◆ Problem description ◆
Return each line holding the string "across".
** BEGIN Input rows **
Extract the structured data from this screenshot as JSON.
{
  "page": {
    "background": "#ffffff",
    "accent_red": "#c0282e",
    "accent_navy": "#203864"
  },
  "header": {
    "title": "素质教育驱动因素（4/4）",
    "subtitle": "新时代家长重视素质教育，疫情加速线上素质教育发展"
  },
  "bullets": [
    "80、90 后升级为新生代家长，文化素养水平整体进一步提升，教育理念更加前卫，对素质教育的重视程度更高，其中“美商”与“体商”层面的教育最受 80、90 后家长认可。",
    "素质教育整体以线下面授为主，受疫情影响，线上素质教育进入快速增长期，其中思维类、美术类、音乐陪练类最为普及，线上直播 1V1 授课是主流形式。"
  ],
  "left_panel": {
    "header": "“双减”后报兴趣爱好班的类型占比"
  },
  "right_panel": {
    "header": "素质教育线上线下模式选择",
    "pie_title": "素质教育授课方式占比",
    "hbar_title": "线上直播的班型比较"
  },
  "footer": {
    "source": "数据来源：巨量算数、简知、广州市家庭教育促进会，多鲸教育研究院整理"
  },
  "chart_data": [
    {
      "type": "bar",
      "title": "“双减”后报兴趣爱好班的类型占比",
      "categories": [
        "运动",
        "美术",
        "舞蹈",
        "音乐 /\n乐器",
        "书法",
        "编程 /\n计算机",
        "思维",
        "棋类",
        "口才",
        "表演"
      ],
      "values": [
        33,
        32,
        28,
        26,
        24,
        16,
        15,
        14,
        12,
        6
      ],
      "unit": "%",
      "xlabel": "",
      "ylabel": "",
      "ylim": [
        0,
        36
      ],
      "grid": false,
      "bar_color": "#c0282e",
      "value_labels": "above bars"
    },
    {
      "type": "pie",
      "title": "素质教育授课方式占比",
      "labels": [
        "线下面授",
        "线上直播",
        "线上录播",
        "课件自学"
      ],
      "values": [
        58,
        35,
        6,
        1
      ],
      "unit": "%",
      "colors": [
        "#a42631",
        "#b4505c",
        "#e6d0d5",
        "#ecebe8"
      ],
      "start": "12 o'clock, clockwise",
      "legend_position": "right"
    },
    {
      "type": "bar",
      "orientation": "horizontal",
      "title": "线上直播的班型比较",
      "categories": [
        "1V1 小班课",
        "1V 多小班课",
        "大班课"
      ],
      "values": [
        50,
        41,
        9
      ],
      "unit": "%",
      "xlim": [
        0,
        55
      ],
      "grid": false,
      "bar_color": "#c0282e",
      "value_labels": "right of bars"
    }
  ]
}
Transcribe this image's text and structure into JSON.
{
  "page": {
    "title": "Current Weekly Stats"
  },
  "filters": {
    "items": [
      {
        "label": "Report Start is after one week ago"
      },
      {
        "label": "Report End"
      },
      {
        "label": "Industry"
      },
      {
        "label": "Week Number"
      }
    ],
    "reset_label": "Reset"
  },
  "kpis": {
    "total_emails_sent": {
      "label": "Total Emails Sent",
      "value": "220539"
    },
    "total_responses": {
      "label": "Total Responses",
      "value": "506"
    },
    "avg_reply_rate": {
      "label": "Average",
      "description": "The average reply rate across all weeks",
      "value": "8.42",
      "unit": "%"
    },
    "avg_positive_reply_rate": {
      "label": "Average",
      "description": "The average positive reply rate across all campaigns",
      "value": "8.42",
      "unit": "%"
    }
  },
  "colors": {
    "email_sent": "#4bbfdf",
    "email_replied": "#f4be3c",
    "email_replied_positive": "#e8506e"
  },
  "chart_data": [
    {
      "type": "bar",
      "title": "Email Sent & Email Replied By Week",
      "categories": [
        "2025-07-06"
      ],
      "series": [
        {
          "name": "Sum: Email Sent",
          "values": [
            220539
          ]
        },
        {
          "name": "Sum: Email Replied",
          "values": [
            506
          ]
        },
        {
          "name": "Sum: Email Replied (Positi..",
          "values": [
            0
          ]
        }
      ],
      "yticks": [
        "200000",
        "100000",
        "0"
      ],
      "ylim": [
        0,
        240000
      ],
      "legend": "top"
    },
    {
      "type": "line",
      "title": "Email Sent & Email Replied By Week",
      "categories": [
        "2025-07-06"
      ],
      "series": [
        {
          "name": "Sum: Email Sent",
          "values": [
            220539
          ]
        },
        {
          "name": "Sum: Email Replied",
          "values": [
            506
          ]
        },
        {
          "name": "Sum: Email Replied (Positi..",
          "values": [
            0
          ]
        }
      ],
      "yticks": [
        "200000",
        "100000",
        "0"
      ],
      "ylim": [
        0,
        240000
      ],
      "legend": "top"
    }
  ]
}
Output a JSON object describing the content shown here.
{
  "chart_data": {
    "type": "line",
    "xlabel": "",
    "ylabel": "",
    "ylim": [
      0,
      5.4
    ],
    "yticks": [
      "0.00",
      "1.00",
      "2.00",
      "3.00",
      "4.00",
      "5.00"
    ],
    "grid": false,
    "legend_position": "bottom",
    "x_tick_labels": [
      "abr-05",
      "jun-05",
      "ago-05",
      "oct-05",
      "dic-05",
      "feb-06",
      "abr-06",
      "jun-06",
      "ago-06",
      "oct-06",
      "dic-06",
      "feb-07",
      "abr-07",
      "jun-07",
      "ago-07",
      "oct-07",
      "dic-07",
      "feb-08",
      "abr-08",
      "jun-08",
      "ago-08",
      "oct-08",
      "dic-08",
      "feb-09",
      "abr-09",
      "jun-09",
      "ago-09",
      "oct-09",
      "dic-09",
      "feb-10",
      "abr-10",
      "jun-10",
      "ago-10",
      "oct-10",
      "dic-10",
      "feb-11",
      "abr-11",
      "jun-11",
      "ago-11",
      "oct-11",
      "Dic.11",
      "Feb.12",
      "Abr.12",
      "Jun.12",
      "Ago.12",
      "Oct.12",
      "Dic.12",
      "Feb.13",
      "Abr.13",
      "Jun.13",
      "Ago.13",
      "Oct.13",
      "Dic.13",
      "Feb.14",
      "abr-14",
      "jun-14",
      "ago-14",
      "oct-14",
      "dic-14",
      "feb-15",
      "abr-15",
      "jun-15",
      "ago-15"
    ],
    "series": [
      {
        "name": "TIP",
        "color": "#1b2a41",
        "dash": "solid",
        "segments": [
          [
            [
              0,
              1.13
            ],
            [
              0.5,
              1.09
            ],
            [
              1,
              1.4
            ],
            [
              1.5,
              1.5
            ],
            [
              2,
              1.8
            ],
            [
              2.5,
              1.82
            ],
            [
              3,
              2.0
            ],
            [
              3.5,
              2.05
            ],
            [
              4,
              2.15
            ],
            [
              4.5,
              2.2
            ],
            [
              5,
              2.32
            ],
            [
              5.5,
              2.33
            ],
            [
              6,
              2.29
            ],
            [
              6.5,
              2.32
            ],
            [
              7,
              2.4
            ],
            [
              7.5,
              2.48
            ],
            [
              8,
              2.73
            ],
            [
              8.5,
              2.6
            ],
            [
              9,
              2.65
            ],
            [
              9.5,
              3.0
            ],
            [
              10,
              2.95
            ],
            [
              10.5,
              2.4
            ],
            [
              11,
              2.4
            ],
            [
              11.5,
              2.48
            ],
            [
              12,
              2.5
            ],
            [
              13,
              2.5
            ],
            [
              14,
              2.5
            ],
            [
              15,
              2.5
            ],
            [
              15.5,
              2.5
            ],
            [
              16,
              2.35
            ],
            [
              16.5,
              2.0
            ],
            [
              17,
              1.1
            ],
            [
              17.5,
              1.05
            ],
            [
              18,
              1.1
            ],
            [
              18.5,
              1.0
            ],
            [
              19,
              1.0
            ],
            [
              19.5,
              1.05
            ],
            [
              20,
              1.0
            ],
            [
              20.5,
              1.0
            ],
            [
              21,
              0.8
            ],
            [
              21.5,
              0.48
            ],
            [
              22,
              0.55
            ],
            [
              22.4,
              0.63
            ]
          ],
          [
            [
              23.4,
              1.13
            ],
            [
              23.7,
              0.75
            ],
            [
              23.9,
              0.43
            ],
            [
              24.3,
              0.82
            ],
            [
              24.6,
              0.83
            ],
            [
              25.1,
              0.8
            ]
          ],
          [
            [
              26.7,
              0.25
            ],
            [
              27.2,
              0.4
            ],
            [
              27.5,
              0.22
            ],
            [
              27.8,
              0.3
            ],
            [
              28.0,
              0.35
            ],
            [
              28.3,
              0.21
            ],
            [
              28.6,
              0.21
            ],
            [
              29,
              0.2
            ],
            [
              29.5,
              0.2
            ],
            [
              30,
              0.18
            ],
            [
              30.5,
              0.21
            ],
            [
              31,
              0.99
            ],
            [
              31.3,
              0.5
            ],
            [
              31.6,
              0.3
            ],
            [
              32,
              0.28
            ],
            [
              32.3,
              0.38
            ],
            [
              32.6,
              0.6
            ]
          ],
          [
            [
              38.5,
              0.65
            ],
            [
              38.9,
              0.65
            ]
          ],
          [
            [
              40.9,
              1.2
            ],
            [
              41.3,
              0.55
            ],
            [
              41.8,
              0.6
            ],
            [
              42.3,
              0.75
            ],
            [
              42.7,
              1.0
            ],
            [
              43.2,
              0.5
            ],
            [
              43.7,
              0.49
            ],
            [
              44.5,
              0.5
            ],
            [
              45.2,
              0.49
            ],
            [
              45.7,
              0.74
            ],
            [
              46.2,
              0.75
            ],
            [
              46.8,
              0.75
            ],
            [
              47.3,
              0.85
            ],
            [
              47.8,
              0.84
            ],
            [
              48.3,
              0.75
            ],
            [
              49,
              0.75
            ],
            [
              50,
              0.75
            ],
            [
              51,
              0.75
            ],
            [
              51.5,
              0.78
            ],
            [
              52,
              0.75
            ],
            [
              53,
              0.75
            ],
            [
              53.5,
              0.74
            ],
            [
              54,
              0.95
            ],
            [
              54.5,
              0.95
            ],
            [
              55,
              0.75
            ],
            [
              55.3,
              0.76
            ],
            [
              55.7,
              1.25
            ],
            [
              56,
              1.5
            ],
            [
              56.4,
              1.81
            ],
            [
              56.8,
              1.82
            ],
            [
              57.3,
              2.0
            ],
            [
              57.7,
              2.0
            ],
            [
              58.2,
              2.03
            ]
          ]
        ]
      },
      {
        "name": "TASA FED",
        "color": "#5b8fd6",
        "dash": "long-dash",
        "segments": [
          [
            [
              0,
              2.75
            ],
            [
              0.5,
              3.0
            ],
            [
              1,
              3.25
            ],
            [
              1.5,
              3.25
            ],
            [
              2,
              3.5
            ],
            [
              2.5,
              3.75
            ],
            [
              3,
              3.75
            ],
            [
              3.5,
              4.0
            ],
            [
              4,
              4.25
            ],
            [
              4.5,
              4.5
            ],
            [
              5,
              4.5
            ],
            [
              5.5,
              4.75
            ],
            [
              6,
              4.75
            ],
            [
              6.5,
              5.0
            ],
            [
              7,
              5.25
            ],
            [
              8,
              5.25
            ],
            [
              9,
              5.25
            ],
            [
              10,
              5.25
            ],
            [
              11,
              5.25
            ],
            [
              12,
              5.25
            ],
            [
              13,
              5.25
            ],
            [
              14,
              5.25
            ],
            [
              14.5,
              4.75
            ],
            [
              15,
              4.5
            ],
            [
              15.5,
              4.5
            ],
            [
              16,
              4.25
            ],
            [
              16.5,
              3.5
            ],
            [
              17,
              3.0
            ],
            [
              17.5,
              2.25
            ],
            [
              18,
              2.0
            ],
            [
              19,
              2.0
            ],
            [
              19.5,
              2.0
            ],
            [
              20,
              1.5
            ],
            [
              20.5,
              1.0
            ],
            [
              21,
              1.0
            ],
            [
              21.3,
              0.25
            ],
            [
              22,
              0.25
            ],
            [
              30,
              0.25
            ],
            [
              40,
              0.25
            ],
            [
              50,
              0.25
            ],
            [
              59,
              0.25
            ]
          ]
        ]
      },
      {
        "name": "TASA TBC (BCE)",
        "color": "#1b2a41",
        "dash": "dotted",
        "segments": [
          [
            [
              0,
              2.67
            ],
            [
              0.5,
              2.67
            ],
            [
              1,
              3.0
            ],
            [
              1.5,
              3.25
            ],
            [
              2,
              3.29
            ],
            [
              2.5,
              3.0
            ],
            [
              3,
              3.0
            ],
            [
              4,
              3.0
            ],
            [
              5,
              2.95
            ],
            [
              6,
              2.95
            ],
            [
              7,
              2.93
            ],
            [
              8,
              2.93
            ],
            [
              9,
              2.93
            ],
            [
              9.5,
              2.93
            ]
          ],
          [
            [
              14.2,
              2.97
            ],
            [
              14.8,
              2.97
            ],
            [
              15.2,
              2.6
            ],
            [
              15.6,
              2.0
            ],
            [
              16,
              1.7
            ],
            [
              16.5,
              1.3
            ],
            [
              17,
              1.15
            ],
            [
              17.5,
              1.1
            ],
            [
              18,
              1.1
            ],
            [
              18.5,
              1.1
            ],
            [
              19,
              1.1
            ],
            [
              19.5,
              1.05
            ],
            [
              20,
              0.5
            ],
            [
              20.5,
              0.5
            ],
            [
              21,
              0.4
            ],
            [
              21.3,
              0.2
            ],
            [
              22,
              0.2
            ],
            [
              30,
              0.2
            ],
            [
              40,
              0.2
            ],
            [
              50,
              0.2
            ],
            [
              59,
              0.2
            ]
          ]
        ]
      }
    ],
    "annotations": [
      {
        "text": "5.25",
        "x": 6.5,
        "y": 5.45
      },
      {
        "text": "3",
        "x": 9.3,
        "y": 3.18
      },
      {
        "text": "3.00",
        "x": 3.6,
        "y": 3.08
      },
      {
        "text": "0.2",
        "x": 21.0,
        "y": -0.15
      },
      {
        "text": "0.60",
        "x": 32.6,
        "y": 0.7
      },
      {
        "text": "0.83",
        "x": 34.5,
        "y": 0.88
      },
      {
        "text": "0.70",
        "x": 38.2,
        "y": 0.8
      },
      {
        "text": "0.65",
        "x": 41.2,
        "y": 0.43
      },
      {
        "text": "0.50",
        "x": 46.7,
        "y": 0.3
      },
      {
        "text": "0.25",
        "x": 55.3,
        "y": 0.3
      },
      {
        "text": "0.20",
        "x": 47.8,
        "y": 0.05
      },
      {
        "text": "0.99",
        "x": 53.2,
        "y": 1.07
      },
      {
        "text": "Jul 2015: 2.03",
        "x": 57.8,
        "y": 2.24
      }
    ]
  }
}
** END Input rows **
◆ Result of this exercise ◆
      "description": "The average reply rate across all weeks",
      "description": "The average positive reply rate across all campaigns",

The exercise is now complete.